#### EXERCISE:
Copy out lines of the material verbatim, starting at the line that contains "historia-line-3: tema durante" and ending with the line that contains "case-2-heading-word: números xyxy=(278,647,325,661)".

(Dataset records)
——————

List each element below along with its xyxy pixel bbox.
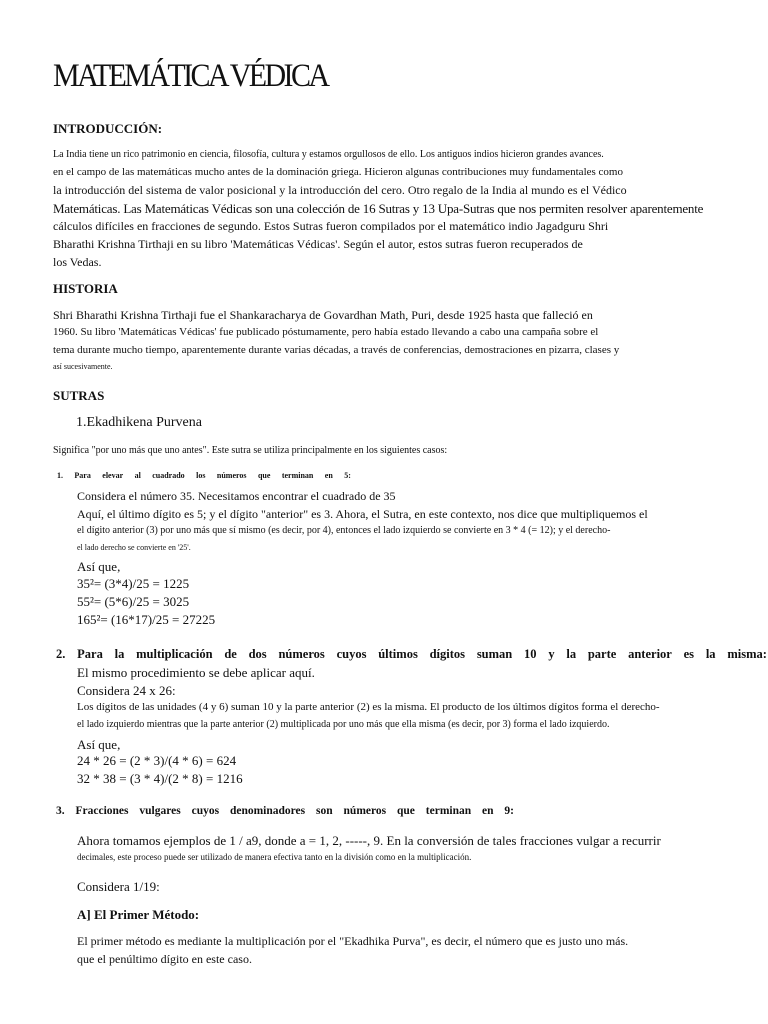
historia-line-3: tema durante mucho tiempo, aparentemente durante varias décadas, a través de conferencias, demostraciones en pizarra, clases y xyxy=(53,344,620,356)
case-3-heading-word: son xyxy=(316,805,333,817)
case-2-line-2: Considera 24 x 26: xyxy=(77,683,176,698)
case-2-heading-word: números xyxy=(278,647,325,661)
intro-line-5: cálculos difíciles en fracciones de segundo. Estos Sutras fueron compilados por el matemático indio Jagadguru Shri xyxy=(53,219,609,233)
case-1-example-3: 165²= (16*17)/25 = 27225 xyxy=(77,612,216,627)
historia-line-4: así sucesivamente. xyxy=(53,362,113,371)
case-1-heading-word: en xyxy=(324,471,333,480)
case-2-heading-word: Para xyxy=(77,647,103,661)
case-2-example-1: 24 * 26 = (2 * 3)/(4 * 6) = 624 xyxy=(77,753,237,768)
case-2-heading xyxy=(56,647,767,662)
case-2-heading-word: misma: xyxy=(727,647,767,661)
case-3-method-heading: A] El Primer Método: xyxy=(77,907,200,922)
case-3-heading-word: 3. xyxy=(56,805,65,817)
case-3-heading-word: en xyxy=(482,805,494,817)
case-1-line-1: Considera el número 35. Necesitamos encontrar el cuadrado de 35 xyxy=(77,489,396,503)
case-2-heading-word: es xyxy=(683,647,695,661)
case-1-heading-word: los xyxy=(196,471,206,480)
case-2-heading-word: 2. xyxy=(56,647,66,661)
sutras-heading: SUTRAS xyxy=(53,388,105,403)
intro-line-1: La India tiene un rico patrimonio en ciencia, filosofía, cultura y estamos orgullosos de ello. Los antiguos indios hicieron grandes avances. xyxy=(53,149,604,160)
case-3-heading-word: números xyxy=(343,805,387,817)
historia-line-1: Shri Bharathi Krishna Tirthaji fue el Shankaracharya de Govardhan Math, Puri, desde 1925 hasta que falleció en xyxy=(53,308,593,322)
case-3-method-line-1: El primer método es mediante la multiplicación por el "Ekadhika Purva", es decir, el número que es justo uno más. xyxy=(77,934,629,948)
case-1-line-2: Aquí, el último dígito es 5; y el dígito "anterior" es 3. Ahora, el Sutra, en este contexto, nos dice que multipliquemos el xyxy=(77,507,648,521)
case-3-line-1: Ahora tomamos ejemplos de 1 / a9, donde a = 1, 2, -----, 9. En la conversión de tales fracciones vulgar a recurrir xyxy=(77,833,661,848)
intro-line-2: en el campo de las matemáticas mucho antes de la dominación griega. Hicieron algunas contribuciones muy fundamentales como xyxy=(53,166,623,178)
case-2-line-3: Los dígitos de las unidades (4 y 6) suman 10 y la parte anterior (2) es la misma. El producto de los últimos dígitos forma el derecho- xyxy=(77,701,660,713)
case-3-heading-word: que xyxy=(397,805,415,817)
case-1-heading-word: al xyxy=(134,471,141,480)
case-1-heading-word: elevar xyxy=(102,471,124,480)
case-1-line-4: el lado derecho se convierte en '25'. xyxy=(77,543,191,552)
case-1-heading-word: terminan xyxy=(281,471,314,480)
historia-line-2: 1960. Su libro 'Matemáticas Védicas' fue publicado póstumamente, pero había estado llevando a cabo una campaña sobre el xyxy=(53,326,599,338)
case-1-line-3: el dígito anterior (3) por uno más que sí mismo (es decir, por 4), entonces el lado izquierdo se convierte en 3 * 4 (= 12); y el derecho- xyxy=(77,525,611,536)
case-3-heading-word: terminan xyxy=(425,805,472,817)
case-3-heading xyxy=(56,805,514,817)
case-1-heading xyxy=(57,471,351,480)
case-1-heading-word: 1. xyxy=(57,471,63,480)
case-2-heading-word: la xyxy=(114,647,125,661)
case-3-heading-word: cuyos xyxy=(191,805,220,817)
case-2-heading-word: la xyxy=(566,647,577,661)
case-2-heading-word: de xyxy=(224,647,237,661)
sutra-1-description: Significa "por uno más que uno antes". Este sutra se utiliza principalmente en los siguientes casos: xyxy=(53,445,448,456)
case-2-heading-word: 10 xyxy=(524,647,537,661)
case-1-asi-que: Así que, xyxy=(77,559,121,574)
case-1-heading-word: cuadrado xyxy=(152,471,185,480)
case-3-heading-word: vulgares xyxy=(139,805,181,817)
case-1-heading-word: números xyxy=(216,471,247,480)
page-title: MATEMÁTICA VÉDICA xyxy=(53,58,328,94)
case-1-heading-word: que xyxy=(257,471,271,480)
case-3-line-2: decimales, este proceso puede ser utilizado de manera efectiva tanto en la división como en la multiplicación. xyxy=(77,852,472,862)
case-2-heading-word: cuyos xyxy=(336,647,367,661)
case-3-method-line-2: que el penúltimo dígito en este caso. xyxy=(77,952,252,966)
case-3-heading-word: denominadores xyxy=(229,805,306,817)
case-1-example-1: 35²= (3*4)/25 = 1225 xyxy=(77,576,190,591)
case-2-heading-word: y xyxy=(548,647,555,661)
case-1-example-2: 55²= (5*6)/25 = 3025 xyxy=(77,594,190,609)
case-2-heading-word: dos xyxy=(248,647,267,661)
case-2-line-1: El mismo procedimiento se debe aplicar aquí. xyxy=(77,665,315,680)
case-2-heading-word: dígitos xyxy=(429,647,466,661)
case-1-heading-word: Para xyxy=(74,471,91,480)
intro-line-3: la introducción del sistema de valor posicional y la introducción del cero. Otro regalo de la India al mundo es el Védico xyxy=(53,183,627,197)
case-2-line-4: el lado izquierdo mientras que la parte anterior (2) multiplicada por uno más que ella misma (es decir, por 3) forma el lado izquierdo. xyxy=(77,719,610,730)
case-2-heading-word: últimos xyxy=(378,647,418,661)
sutra-1-title: 1.Ekadhikena Purvena xyxy=(76,415,202,430)
case-2-heading-word: anterior xyxy=(628,647,672,661)
intro-line-4: Matemáticas. Las Matemáticas Védicas son una colección de 16 Sutras y 13 Upa-Sutras que nos permiten resolver aparentemente xyxy=(53,201,704,216)
intro-line-7: los Vedas. xyxy=(53,255,102,269)
case-2-heading-word: multiplicación xyxy=(136,647,213,661)
case-3-heading-word: 9: xyxy=(504,805,514,817)
case-2-asi-que: Así que, xyxy=(77,737,121,752)
case-3-heading-word: Fracciones xyxy=(75,805,129,817)
case-2-example-2: 32 * 38 = (3 * 4)/(2 * 8) = 1216 xyxy=(77,771,243,786)
intro-heading: INTRODUCCIÓN: xyxy=(53,121,163,136)
intro-line-6: Bharathi Krishna Tirthaji en su libro 'Matemáticas Védicas'. Según el autor, estos sutras fueron recuperados de xyxy=(53,237,583,251)
case-2-heading-word: parte xyxy=(587,647,617,661)
case-1-heading-word: 5: xyxy=(344,471,351,480)
case-2-heading-word: suman xyxy=(476,647,513,661)
case-2-heading-word: la xyxy=(705,647,716,661)
historia-heading: HISTORIA xyxy=(53,281,118,296)
case-3-considera: Considera 1/19: xyxy=(77,879,160,894)
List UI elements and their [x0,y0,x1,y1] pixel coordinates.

——————

#### RESULT BELOW:
historia-line-3: tema durante mucho tiempo, aparentemente durante varias décadas, a través de conferencias, demostraciones en pizarra, clases y xyxy=(53,344,620,356)
case-3-heading-word: son xyxy=(316,805,333,817)
case-2-line-2: Considera 24 x 26: xyxy=(77,683,176,698)
case-2-heading-word: números xyxy=(278,647,325,661)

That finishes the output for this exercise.